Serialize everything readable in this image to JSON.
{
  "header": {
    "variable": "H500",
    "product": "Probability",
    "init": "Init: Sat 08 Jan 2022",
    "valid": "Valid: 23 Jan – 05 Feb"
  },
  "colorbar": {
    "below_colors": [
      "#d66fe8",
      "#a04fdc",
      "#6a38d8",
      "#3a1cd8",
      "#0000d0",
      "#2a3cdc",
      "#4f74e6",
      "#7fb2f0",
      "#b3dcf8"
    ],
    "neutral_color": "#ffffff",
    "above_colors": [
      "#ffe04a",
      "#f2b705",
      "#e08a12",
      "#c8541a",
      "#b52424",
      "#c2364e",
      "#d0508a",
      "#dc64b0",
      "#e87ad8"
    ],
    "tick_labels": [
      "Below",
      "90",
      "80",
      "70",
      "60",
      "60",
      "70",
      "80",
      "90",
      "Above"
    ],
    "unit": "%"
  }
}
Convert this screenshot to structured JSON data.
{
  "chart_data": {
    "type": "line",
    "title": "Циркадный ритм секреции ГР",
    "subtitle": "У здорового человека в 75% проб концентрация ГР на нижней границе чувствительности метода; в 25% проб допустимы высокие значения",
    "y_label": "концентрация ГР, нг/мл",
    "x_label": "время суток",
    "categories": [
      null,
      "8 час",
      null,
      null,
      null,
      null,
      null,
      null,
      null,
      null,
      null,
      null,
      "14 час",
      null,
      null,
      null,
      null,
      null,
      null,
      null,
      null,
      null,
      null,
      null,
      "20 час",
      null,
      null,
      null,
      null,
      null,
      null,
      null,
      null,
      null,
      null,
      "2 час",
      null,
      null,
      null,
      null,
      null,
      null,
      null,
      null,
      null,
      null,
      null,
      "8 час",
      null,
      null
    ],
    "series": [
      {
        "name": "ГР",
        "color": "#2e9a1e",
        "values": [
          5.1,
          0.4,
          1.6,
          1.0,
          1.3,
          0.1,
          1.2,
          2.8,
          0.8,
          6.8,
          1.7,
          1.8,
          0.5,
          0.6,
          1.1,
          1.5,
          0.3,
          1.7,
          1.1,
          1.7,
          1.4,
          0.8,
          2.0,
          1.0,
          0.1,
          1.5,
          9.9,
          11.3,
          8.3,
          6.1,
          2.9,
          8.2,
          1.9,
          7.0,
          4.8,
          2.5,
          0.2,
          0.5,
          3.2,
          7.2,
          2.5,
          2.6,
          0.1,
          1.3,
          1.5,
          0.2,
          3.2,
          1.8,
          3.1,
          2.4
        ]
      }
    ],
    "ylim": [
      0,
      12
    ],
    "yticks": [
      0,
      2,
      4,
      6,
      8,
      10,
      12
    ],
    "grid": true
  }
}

Work required:
Reply with nothing except the number of lines in the listing above that include the string "концентрация".

Solution for this exercise:
2